When your absolute dream house is an 800 sq/ft cabin on a quarter section of hardwood. I used that one last  year brother Bart but it is still my dream.


----------



## Bigg_Redd (Nov 6, 2008)

. . .when you stop and snag a load of firewood left by the power company on the side of the road on the way to your wedding.


----------



## bvpbill (Nov 6, 2008)

When you read this thread to completion and have a couple of cords stacked outside. 
Ready to go when you don't know what the winter will bring here in
Annapolis. However, it will get cold and we will be warm.
Better to burn wood than burn $$$ paying BGE for the non heat pump heat!
Bill


----------



## eernest4 (Nov 6, 2008)

You know your a woodburner when you are upset because there is a tree down 20 miles away
that you can have free for the taking but the gasoline & the number of trips needed to get it all home virsus the carring capacity of your honda civic hatch back make it too expensive to bother with.

Oh why didn't I put a new axil on my trailer earlier this summer???

Oh yea, I remember now. I wanted to get the wood I already had on hand cut,split & stored in the wood shed, first, before it  got rained on & all moldy & green & started growing oddly shaped & colored things out of the sides of the logs.


----------



## pyro68 (Nov 6, 2008)

when your wife is in bed waiting, and your stuck on hearth.com trying to figure out if that 5th thermometer for your stove will benefit, and where to place it on the stove. . . .

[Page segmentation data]
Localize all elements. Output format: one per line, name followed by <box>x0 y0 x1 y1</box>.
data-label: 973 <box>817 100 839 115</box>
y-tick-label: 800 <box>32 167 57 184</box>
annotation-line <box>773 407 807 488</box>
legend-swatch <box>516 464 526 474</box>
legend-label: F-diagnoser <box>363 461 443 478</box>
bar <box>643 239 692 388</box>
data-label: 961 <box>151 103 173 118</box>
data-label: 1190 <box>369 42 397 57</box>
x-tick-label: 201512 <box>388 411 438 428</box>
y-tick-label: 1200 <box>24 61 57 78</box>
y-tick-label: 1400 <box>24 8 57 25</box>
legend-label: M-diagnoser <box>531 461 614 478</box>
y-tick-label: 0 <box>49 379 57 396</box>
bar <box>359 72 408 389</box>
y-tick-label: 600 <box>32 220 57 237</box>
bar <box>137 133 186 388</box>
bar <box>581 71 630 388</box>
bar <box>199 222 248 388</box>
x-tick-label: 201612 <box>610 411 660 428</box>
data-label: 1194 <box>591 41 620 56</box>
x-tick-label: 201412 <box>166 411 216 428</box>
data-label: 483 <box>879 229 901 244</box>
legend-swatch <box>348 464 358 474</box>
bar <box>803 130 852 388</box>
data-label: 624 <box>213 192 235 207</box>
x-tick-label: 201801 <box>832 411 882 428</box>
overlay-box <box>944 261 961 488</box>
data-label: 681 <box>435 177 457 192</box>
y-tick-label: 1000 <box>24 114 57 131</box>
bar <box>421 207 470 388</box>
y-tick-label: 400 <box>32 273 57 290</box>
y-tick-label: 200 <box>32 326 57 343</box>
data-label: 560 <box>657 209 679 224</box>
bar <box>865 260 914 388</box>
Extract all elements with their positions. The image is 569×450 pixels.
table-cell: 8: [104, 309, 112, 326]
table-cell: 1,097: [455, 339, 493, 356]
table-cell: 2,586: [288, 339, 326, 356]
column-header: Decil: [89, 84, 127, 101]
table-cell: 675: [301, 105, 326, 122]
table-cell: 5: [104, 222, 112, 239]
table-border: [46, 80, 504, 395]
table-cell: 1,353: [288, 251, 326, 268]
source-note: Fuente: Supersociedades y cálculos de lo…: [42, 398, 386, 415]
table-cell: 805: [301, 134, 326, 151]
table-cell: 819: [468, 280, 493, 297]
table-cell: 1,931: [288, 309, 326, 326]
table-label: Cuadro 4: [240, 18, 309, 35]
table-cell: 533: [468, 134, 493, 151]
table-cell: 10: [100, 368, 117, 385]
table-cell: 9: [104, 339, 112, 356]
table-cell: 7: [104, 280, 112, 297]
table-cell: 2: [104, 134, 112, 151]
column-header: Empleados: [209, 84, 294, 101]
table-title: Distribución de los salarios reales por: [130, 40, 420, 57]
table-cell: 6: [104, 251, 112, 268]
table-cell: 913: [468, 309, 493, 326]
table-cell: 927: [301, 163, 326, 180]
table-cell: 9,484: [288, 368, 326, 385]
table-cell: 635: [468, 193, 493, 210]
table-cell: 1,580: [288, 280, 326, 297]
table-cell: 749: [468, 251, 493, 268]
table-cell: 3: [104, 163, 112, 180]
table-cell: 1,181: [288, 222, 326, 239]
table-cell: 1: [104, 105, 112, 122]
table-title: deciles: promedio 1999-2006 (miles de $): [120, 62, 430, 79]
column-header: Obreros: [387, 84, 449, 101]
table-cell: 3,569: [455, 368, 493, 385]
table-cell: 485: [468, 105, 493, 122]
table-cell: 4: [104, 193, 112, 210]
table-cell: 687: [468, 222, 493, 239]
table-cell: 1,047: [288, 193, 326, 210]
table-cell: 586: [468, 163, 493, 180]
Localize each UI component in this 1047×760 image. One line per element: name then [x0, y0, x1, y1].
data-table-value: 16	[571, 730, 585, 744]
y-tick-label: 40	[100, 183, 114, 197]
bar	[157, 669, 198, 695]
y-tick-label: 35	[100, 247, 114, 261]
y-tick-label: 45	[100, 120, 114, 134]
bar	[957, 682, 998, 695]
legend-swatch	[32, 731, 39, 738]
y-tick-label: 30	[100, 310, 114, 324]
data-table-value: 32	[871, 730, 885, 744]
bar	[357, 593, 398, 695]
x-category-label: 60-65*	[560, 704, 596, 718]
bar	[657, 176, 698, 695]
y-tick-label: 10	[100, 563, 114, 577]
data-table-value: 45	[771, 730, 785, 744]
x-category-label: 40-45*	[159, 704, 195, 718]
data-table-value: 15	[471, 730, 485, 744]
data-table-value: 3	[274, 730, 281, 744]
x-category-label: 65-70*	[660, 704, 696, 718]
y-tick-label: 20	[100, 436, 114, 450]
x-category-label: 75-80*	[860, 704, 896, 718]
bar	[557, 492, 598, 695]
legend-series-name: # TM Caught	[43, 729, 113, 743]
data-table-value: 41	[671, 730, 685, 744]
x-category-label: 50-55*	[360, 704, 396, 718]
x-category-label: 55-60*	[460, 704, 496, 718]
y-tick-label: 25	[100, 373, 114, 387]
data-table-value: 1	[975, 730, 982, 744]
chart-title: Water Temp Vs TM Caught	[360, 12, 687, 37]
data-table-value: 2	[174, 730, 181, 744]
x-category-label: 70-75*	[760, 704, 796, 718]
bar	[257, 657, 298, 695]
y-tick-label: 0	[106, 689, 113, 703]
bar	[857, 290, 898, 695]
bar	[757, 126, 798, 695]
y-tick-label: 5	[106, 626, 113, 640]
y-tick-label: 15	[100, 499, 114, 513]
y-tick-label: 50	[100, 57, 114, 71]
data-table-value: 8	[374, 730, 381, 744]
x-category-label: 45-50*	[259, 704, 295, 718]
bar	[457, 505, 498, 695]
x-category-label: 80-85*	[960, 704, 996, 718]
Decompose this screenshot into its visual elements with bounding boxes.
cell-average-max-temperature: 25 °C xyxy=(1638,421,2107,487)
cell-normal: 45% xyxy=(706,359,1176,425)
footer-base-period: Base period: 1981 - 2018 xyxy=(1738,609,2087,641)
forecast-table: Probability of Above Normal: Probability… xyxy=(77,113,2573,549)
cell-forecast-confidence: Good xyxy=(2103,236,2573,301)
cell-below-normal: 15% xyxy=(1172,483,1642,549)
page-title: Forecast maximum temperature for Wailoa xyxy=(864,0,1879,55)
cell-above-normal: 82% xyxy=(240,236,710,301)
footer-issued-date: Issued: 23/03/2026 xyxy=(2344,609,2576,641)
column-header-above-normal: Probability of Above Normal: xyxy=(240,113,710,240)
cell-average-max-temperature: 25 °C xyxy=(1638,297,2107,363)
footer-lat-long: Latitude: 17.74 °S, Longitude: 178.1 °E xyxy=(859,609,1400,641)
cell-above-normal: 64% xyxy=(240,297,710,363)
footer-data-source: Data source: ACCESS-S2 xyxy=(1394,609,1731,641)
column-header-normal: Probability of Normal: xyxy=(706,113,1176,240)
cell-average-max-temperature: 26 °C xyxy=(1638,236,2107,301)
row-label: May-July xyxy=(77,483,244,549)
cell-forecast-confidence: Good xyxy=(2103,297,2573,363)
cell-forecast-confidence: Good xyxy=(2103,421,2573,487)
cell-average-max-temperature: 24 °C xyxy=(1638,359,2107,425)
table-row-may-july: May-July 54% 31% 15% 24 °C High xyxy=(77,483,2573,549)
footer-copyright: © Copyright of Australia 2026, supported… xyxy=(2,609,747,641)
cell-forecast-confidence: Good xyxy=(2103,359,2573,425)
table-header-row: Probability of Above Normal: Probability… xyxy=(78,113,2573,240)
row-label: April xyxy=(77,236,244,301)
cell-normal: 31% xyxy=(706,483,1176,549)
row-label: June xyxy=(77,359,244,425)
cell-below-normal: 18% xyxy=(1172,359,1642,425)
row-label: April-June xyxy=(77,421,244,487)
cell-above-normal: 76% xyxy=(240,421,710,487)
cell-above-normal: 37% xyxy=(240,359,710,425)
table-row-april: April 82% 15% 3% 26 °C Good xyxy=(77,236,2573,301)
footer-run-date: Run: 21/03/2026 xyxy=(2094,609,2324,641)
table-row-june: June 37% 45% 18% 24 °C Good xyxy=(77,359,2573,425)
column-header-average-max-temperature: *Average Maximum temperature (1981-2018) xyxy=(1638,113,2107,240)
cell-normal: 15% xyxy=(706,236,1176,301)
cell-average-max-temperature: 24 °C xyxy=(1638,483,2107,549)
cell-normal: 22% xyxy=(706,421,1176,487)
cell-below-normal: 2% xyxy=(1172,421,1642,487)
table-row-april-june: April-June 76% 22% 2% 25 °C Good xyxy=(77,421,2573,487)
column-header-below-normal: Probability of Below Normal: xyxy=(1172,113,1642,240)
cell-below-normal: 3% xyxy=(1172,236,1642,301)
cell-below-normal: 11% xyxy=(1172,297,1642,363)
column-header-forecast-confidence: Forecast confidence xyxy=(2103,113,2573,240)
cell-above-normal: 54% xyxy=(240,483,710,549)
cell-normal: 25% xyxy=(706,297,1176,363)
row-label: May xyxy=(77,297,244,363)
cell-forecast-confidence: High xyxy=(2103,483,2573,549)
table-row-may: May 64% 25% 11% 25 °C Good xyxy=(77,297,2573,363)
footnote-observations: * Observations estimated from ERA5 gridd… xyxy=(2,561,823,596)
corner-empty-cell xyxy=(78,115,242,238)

Problem: Can you reproduce, word for word, the stretch of the woodburner thread from "Ready to go" through "eernest4 (Nov 6, 2008)"?

Response to this task:
Ready to go when you don't know what the winter will bring here in
Annapolis. However, it will get cold and we will be warm.
Better to burn wood than burn $$$ paying BGE for the non heat pump heat!
Bill


----------



## eernest4 (Nov 6, 2008)